(Dataset records)

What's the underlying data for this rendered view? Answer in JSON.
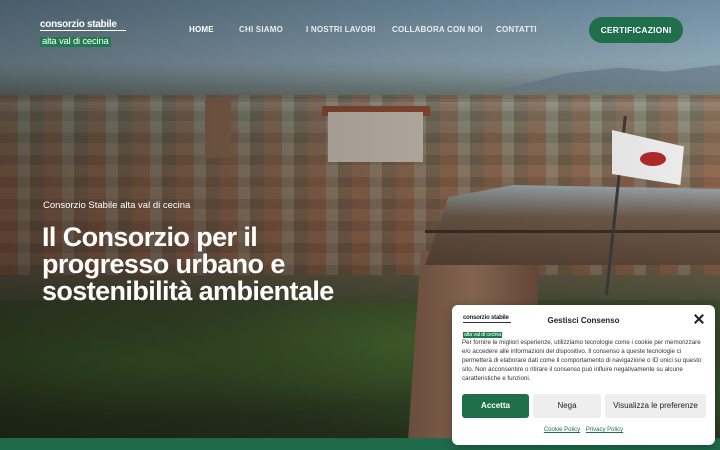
{
  "header": {
    "logo_line1": "consorzio stabile",
    "logo_line2": "alta val di cecina",
    "nav": [
      "HOME",
      "CHI SIAMO",
      "I NOSTRI LAVORI",
      "COLLABORA CON NOI",
      "CONTATTI"
    ],
    "active_nav": "HOME",
    "cta_label": "CERTIFICAZIONI"
  },
  "hero": {
    "kicker": "Consorzio Stabile alta val di cecina",
    "headline_lines": [
      "Il Consorzio per il",
      "progresso urbano e",
      "sostenibilità ambientale"
    ]
  },
  "cookie_banner": {
    "logo_line1": "consorzio stabile",
    "logo_line2": "alta val di cecina",
    "title": "Gestisci Consenso",
    "body": "Per fornire le migliori esperienze, utilizziamo tecnologie come i cookie per memorizzare e/o accedere alle informazioni del dispositivo. Il consenso a queste tecnologie ci permetterà di elaborare dati come il comportamento di navigazione o ID unici su questo sito. Non acconsentire o ritirare il consenso può influire negativamente su alcune caratteristiche e funzioni.",
    "accept_label": "Accetta",
    "deny_label": "Nega",
    "preferences_label": "Visualizza le preferenze",
    "links": [
      "Cookie Policy",
      "Privacy Policy"
    ]
  },
  "colors": {
    "brand_green": "#1e6f4a",
    "white": "#ffffff"
  }
}
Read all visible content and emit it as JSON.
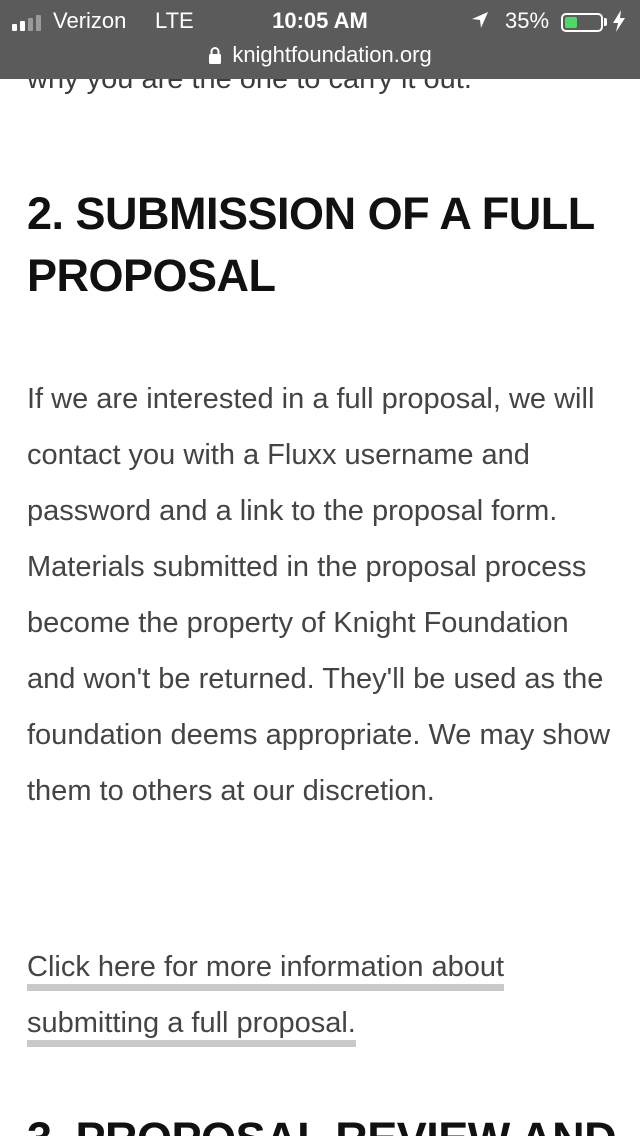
{
  "status_bar": {
    "carrier": "Verizon",
    "network": "LTE",
    "time": "10:05 AM",
    "battery_percent_label": "35%",
    "battery_level": 0.35,
    "battery_color": "#4cd964",
    "background_color": "#5b5b5b",
    "signal_bars_total": 4,
    "signal_bars_active": 2,
    "icons": [
      "signal-icon",
      "location-arrow-icon",
      "battery-icon",
      "charging-bolt-icon",
      "lock-icon"
    ]
  },
  "browser": {
    "url": "knightfoundation.org"
  },
  "article": {
    "previous_text_fragment": "why you are the one to carry it out.",
    "section_heading": "2. SUBMISSION OF A FULL PROPOSAL",
    "body": "If we are interested in a full proposal, we will contact you with a Fluxx username and password and a link to the proposal form. Materials submitted in the proposal process become the property of Knight Foundation and won't be returned. They'll be used as the foundation deems appropriate. We may show them to others at our discretion.",
    "more_info_link": "Click here for more information about submitting a full proposal.",
    "next_section_heading_partial": "3. PROPOSAL REVIEW AND"
  }
}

WHAT THE TASK REQUIRES: Take the line that contains "Read all visible content and emit it as JSON." and every line after it to the end of the records above; quote them exactly, leaving out the pictures.

TASK OUTPUT:
Read all visible content and emit it as JSON.
{
  "status_bar": {
    "carrier": "Verizon",
    "network": "LTE",
    "time": "10:05 AM",
    "battery_percent_label": "35%",
    "battery_level": 0.35,
    "battery_color": "#4cd964",
    "background_color": "#5b5b5b",
    "signal_bars_total": 4,
    "signal_bars_active": 2,
    "icons": [
      "signal-icon",
      "location-arrow-icon",
      "battery-icon",
      "charging-bolt-icon",
      "lock-icon"
    ]
  },
  "browser": {
    "url": "knightfoundation.org"
  },
  "article": {
    "previous_text_fragment": "why you are the one to carry it out.",
    "section_heading": "2. SUBMISSION OF A FULL PROPOSAL",
    "body": "If we are interested in a full proposal, we will contact you with a Fluxx username and password and a link to the proposal form. Materials submitted in the proposal process become the property of Knight Foundation and won't be returned. They'll be used as the foundation deems appropriate. We may show them to others at our discretion.",
    "more_info_link": "Click here for more information about submitting a full proposal.",
    "next_section_heading_partial": "3. PROPOSAL REVIEW AND"
  }
}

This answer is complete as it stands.